Records -
•••

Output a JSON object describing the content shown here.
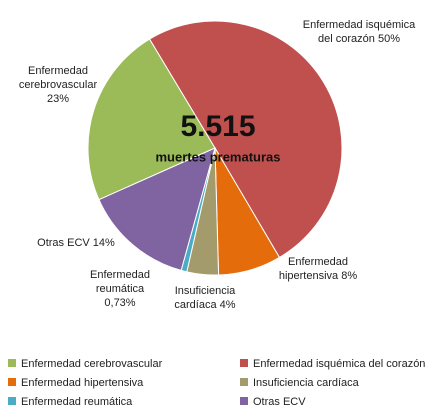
{
  "chart_data": {
    "type": "pie",
    "center_title": "5.515",
    "center_subtitle": "muertes prematuras",
    "categories": [
      "Enfermedad cerebrovascular",
      "Enfermedad isquémica del corazón",
      "Enfermedad hipertensiva",
      "Insuficiencia cardíaca",
      "Enfermedad reumática",
      "Otras ECV"
    ],
    "values": [
      23,
      50,
      8,
      4,
      0.73,
      14
    ],
    "value_labels": [
      "23%",
      "50%",
      "8%",
      "4%",
      "0,73%",
      "14%"
    ],
    "colors": [
      "#9bbb59",
      "#c0504d",
      "#e46c0a",
      "#a39b6c",
      "#4bacc6",
      "#8064a2"
    ],
    "legend": "bottom"
  }
}
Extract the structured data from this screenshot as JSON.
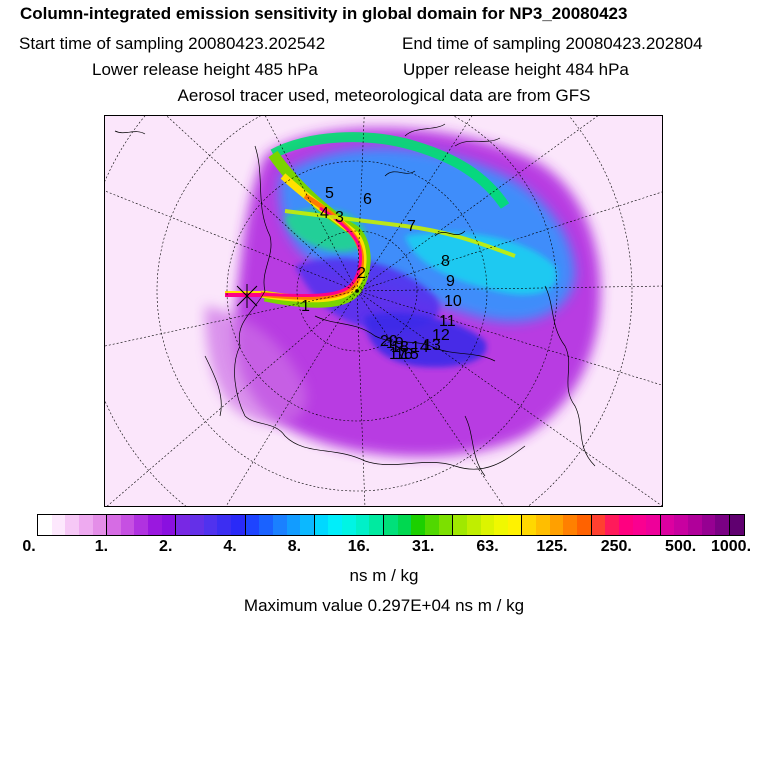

•••

Exercise brief - Repeat the material above verbatim, with no pictures in the output.

Response for this exercise -
Output a JSON object describing the content shown here.
{
  "chart_data": {
    "type": "pie",
    "center_title": "5.515",
    "center_subtitle": "muertes prematuras",
    "categories": [
      "Enfermedad cerebrovascular",
      "Enfermedad isquémica del corazón",
      "Enfermedad hipertensiva",
      "Insuficiencia cardíaca",
      "Enfermedad reumática",
      "Otras ECV"
    ],
    "values": [
      23,
      50,
      8,
      4,
      0.73,
      14
    ],
    "value_labels": [
      "23%",
      "50%",
      "8%",
      "4%",
      "0,73%",
      "14%"
    ],
    "colors": [
      "#9bbb59",
      "#c0504d",
      "#e46c0a",
      "#a39b6c",
      "#4bacc6",
      "#8064a2"
    ],
    "legend": "bottom"
  }
}
Extract the structured data from this screenshot as JSON.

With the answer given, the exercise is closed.